_To be done_. Set down each record exactly as written.
[start Stored records]
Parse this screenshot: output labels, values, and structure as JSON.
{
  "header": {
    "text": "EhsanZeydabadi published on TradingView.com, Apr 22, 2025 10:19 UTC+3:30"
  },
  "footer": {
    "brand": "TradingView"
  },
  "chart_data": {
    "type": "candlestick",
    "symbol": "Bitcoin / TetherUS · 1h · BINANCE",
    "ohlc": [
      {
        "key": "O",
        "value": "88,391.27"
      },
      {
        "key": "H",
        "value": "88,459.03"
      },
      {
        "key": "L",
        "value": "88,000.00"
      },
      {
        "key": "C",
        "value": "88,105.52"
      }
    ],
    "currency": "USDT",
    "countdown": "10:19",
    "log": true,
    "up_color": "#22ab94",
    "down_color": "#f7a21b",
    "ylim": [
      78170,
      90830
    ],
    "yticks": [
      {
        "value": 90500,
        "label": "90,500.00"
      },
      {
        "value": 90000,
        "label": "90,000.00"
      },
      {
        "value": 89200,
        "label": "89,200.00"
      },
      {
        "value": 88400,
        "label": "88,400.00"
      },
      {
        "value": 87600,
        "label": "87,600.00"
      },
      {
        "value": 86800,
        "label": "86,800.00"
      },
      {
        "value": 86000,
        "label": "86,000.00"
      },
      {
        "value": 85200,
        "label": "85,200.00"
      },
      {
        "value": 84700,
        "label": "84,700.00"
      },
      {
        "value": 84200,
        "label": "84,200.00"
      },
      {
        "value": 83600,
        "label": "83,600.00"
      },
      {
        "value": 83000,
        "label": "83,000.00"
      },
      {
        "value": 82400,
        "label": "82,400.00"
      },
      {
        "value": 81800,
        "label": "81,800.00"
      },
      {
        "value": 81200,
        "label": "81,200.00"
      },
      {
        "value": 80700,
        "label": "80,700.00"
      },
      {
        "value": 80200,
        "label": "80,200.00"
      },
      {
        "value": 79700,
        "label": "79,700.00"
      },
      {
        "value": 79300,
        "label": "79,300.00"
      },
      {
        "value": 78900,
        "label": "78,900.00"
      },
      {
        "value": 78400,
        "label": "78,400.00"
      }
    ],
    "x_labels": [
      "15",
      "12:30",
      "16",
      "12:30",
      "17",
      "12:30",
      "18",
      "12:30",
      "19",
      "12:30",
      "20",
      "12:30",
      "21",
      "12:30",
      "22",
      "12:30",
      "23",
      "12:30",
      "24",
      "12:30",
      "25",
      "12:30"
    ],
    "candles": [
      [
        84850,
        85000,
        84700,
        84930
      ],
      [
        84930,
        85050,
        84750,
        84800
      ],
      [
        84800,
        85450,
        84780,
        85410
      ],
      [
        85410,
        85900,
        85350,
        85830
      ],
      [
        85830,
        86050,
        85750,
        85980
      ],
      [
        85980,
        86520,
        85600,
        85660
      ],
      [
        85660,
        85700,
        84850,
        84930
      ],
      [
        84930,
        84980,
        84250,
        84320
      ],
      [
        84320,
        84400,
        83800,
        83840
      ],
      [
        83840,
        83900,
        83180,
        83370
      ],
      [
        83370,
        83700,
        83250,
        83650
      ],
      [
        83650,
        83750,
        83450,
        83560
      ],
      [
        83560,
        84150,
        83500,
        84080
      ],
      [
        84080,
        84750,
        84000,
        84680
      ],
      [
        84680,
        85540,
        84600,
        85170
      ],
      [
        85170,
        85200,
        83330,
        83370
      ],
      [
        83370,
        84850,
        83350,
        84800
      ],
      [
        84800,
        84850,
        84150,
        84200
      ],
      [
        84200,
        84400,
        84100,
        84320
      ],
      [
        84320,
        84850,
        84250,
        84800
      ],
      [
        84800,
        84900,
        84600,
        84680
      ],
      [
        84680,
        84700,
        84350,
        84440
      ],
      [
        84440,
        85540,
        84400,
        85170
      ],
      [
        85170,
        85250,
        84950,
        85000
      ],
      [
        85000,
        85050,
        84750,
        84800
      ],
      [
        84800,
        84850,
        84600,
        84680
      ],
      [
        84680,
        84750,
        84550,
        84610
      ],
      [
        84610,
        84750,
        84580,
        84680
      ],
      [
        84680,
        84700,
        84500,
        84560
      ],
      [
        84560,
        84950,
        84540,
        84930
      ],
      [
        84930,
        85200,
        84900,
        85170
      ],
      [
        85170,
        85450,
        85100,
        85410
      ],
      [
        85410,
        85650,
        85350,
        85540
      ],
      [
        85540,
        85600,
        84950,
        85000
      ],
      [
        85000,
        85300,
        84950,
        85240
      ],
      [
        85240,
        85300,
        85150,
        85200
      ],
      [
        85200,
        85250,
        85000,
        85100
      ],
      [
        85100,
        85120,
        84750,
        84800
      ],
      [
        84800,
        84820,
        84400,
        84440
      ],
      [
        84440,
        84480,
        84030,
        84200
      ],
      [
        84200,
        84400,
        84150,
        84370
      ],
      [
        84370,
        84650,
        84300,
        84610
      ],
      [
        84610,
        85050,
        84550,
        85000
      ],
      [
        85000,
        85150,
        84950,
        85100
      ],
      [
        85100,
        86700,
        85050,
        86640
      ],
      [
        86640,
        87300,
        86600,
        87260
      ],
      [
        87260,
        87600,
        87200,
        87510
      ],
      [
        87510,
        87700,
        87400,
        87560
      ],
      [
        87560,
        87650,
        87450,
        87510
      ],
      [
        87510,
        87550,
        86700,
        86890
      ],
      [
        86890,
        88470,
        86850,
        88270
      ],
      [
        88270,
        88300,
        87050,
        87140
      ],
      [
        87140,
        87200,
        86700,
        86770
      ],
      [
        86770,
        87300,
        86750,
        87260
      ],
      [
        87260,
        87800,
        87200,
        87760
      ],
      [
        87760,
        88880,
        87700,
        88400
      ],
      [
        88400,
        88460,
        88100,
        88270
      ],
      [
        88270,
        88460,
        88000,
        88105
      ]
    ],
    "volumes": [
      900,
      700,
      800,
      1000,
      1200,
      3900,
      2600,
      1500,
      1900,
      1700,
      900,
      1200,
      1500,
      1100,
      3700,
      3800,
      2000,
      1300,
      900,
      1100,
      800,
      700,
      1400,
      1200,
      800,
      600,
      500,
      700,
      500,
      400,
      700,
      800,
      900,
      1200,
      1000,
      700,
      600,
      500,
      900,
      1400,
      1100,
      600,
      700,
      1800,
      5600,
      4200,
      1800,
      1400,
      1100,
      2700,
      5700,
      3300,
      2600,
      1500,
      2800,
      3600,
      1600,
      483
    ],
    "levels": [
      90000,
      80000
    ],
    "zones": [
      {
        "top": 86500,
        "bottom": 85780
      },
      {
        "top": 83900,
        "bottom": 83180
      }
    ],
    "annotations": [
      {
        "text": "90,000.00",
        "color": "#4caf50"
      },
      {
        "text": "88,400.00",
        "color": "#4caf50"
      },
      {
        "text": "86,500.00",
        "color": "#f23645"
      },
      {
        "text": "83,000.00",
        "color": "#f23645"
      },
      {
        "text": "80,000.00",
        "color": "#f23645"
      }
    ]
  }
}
[end Stored records]
_Correct response_.
Parse this screenshot: output labels, values, and structure as JSON.
{
  "header": {
    "text": "EhsanZeydabadi published on TradingView.com, Apr 22, 2025 10:19 UTC+3:30"
  },
  "footer": {
    "brand": "TradingView"
  },
  "chart_data": {
    "type": "candlestick",
    "symbol": "Bitcoin / TetherUS · 1h · BINANCE",
    "ohlc": [
      {
        "key": "O",
        "value": "88,391.27"
      },
      {
        "key": "H",
        "value": "88,459.03"
      },
      {
        "key": "L",
        "value": "88,000.00"
      },
      {
        "key": "C",
        "value": "88,105.52"
      }
    ],
    "currency": "USDT",
    "countdown": "10:19",
    "log": true,
    "up_color": "#22ab94",
    "down_color": "#f7a21b",
    "ylim": [
      78170,
      90830
    ],
    "yticks": [
      {
        "value": 90500,
        "label": "90,500.00"
      },
      {
        "value": 90000,
        "label": "90,000.00"
      },
      {
        "value": 89200,
        "label": "89,200.00"
      },
      {
        "value": 88400,
        "label": "88,400.00"
      },
      {
        "value": 87600,
        "label": "87,600.00"
      },
      {
        "value": 86800,
        "label": "86,800.00"
      },
      {
        "value": 86000,
        "label": "86,000.00"
      },
      {
        "value": 85200,
        "label": "85,200.00"
      },
      {
        "value": 84700,
        "label": "84,700.00"
      },
      {
        "value": 84200,
        "label": "84,200.00"
      },
      {
        "value": 83600,
        "label": "83,600.00"
      },
      {
        "value": 83000,
        "label": "83,000.00"
      },
      {
        "value": 82400,
        "label": "82,400.00"
      },
      {
        "value": 81800,
        "label": "81,800.00"
      },
      {
        "value": 81200,
        "label": "81,200.00"
      },
      {
        "value": 80700,
        "label": "80,700.00"
      },
      {
        "value": 80200,
        "label": "80,200.00"
      },
      {
        "value": 79700,
        "label": "79,700.00"
      },
      {
        "value": 79300,
        "label": "79,300.00"
      },
      {
        "value": 78900,
        "label": "78,900.00"
      },
      {
        "value": 78400,
        "label": "78,400.00"
      }
    ],
    "x_labels": [
      "15",
      "12:30",
      "16",
      "12:30",
      "17",
      "12:30",
      "18",
      "12:30",
      "19",
      "12:30",
      "20",
      "12:30",
      "21",
      "12:30",
      "22",
      "12:30",
      "23",
      "12:30",
      "24",
      "12:30",
      "25",
      "12:30"
    ],
    "candles": [
      [
        84850,
        85000,
        84700,
        84930
      ],
      [
        84930,
        85050,
        84750,
        84800
      ],
      [
        84800,
        85450,
        84780,
        85410
      ],
      [
        85410,
        85900,
        85350,
        85830
      ],
      [
        85830,
        86050,
        85750,
        85980
      ],
      [
        85980,
        86520,
        85600,
        85660
      ],
      [
        85660,
        85700,
        84850,
        84930
      ],
      [
        84930,
        84980,
        84250,
        84320
      ],
      [
        84320,
        84400,
        83800,
        83840
      ],
      [
        83840,
        83900,
        83180,
        83370
      ],
      [
        83370,
        83700,
        83250,
        83650
      ],
      [
        83650,
        83750,
        83450,
        83560
      ],
      [
        83560,
        84150,
        83500,
        84080
      ],
      [
        84080,
        84750,
        84000,
        84680
      ],
      [
        84680,
        85540,
        84600,
        85170
      ],
      [
        85170,
        85200,
        83330,
        83370
      ],
      [
        83370,
        84850,
        83350,
        84800
      ],
      [
        84800,
        84850,
        84150,
        84200
      ],
      [
        84200,
        84400,
        84100,
        84320
      ],
      [
        84320,
        84850,
        84250,
        84800
      ],
      [
        84800,
        84900,
        84600,
        84680
      ],
      [
        84680,
        84700,
        84350,
        84440
      ],
      [
        84440,
        85540,
        84400,
        85170
      ],
      [
        85170,
        85250,
        84950,
        85000
      ],
      [
        85000,
        85050,
        84750,
        84800
      ],
      [
        84800,
        84850,
        84600,
        84680
      ],
      [
        84680,
        84750,
        84550,
        84610
      ],
      [
        84610,
        84750,
        84580,
        84680
      ],
      [
        84680,
        84700,
        84500,
        84560
      ],
      [
        84560,
        84950,
        84540,
        84930
      ],
      [
        84930,
        85200,
        84900,
        85170
      ],
      [
        85170,
        85450,
        85100,
        85410
      ],
      [
        85410,
        85650,
        85350,
        85540
      ],
      [
        85540,
        85600,
        84950,
        85000
      ],
      [
        85000,
        85300,
        84950,
        85240
      ],
      [
        85240,
        85300,
        85150,
        85200
      ],
      [
        85200,
        85250,
        85000,
        85100
      ],
      [
        85100,
        85120,
        84750,
        84800
      ],
      [
        84800,
        84820,
        84400,
        84440
      ],
      [
        84440,
        84480,
        84030,
        84200
      ],
      [
        84200,
        84400,
        84150,
        84370
      ],
      [
        84370,
        84650,
        84300,
        84610
      ],
      [
        84610,
        85050,
        84550,
        85000
      ],
      [
        85000,
        85150,
        84950,
        85100
      ],
      [
        85100,
        86700,
        85050,
        86640
      ],
      [
        86640,
        87300,
        86600,
        87260
      ],
      [
        87260,
        87600,
        87200,
        87510
      ],
      [
        87510,
        87700,
        87400,
        87560
      ],
      [
        87560,
        87650,
        87450,
        87510
      ],
      [
        87510,
        87550,
        86700,
        86890
      ],
      [
        86890,
        88470,
        86850,
        88270
      ],
      [
        88270,
        88300,
        87050,
        87140
      ],
      [
        87140,
        87200,
        86700,
        86770
      ],
      [
        86770,
        87300,
        86750,
        87260
      ],
      [
        87260,
        87800,
        87200,
        87760
      ],
      [
        87760,
        88880,
        87700,
        88400
      ],
      [
        88400,
        88460,
        88100,
        88270
      ],
      [
        88270,
        88460,
        88000,
        88105
      ]
    ],
    "volumes": [
      900,
      700,
      800,
      1000,
      1200,
      3900,
      2600,
      1500,
      1900,
      1700,
      900,
      1200,
      1500,
      1100,
      3700,
      3800,
      2000,
      1300,
      900,
      1100,
      800,
      700,
      1400,
      1200,
      800,
      600,
      500,
      700,
      500,
      400,
      700,
      800,
      900,
      1200,
      1000,
      700,
      600,
      500,
      900,
      1400,
      1100,
      600,
      700,
      1800,
      5600,
      4200,
      1800,
      1400,
      1100,
      2700,
      5700,
      3300,
      2600,
      1500,
      2800,
      3600,
      1600,
      483
    ],
    "levels": [
      90000,
      80000
    ],
    "zones": [
      {
        "top": 86500,
        "bottom": 85780
      },
      {
        "top": 83900,
        "bottom": 83180
      }
    ],
    "annotations": [
      {
        "text": "90,000.00",
        "color": "#4caf50"
      },
      {
        "text": "88,400.00",
        "color": "#4caf50"
      },
      {
        "text": "86,500.00",
        "color": "#f23645"
      },
      {
        "text": "83,000.00",
        "color": "#f23645"
      },
      {
        "text": "80,000.00",
        "color": "#f23645"
      }
    ]
  }
}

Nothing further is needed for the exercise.